===== Data for processing

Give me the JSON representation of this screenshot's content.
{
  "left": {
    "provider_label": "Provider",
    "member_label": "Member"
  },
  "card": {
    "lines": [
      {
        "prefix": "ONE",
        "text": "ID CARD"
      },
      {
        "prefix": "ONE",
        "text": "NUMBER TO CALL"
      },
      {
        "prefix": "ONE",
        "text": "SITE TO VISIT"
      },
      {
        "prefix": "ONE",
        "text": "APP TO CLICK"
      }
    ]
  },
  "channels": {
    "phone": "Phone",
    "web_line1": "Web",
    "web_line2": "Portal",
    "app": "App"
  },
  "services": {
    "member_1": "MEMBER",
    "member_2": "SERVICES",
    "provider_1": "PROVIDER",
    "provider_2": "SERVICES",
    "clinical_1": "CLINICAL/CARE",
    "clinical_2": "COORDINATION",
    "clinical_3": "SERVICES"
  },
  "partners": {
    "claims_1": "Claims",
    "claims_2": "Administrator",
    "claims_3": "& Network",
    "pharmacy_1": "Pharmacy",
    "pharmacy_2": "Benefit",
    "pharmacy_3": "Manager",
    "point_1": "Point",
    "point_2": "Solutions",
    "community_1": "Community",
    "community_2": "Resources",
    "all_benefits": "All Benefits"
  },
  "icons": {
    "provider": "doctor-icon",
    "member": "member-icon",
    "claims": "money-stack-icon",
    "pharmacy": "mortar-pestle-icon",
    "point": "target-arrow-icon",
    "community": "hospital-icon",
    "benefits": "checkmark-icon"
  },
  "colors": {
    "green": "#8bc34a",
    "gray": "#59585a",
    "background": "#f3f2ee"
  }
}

==========

Direction: Take each line of the material that contains the word "text" and list it.

Solution to the problem:
        "text": "ID CARD"
        "text": "NUMBER TO CALL"
        "text": "SITE TO VISIT"
        "text": "APP TO CLICK"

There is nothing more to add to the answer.